Saved data entries
## start

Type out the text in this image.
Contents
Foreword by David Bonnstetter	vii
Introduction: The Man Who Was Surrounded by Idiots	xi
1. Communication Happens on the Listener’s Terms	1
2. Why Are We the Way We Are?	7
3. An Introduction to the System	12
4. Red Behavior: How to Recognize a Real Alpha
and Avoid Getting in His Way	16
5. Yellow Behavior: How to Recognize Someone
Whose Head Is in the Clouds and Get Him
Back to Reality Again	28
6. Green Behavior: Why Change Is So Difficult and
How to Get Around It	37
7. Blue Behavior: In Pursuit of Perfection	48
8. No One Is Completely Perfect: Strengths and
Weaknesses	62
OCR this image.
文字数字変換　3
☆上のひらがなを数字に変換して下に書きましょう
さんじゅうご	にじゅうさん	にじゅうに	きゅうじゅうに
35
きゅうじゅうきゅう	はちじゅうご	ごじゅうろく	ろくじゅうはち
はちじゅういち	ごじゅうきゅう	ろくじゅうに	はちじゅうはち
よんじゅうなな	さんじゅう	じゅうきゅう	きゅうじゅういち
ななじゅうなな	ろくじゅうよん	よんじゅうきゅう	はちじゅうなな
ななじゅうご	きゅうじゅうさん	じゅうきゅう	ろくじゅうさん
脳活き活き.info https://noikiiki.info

## end
## start

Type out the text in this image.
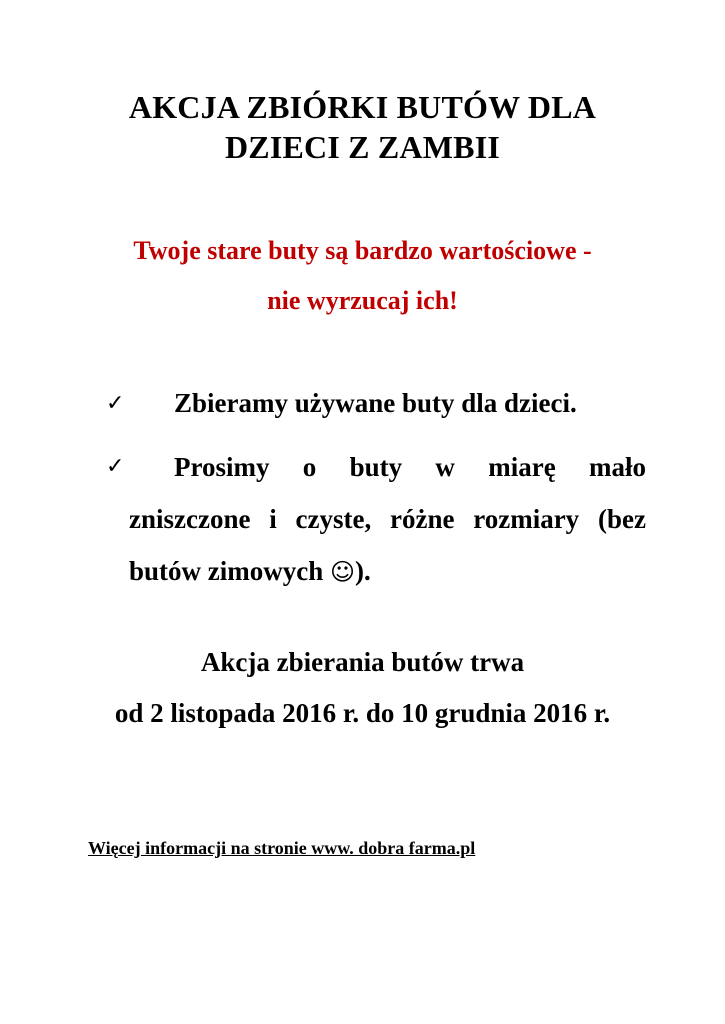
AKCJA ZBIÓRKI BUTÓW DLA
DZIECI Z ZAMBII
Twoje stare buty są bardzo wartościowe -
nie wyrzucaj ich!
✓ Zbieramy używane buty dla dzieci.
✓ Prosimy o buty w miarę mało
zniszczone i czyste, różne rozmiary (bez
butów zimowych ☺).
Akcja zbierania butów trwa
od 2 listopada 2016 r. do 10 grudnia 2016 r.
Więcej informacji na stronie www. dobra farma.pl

## end

EXERCISE DETAILS: Among the lines above, how many contain the string "Recognize"? State the number alone.

COMPLETE RESPONSE: 2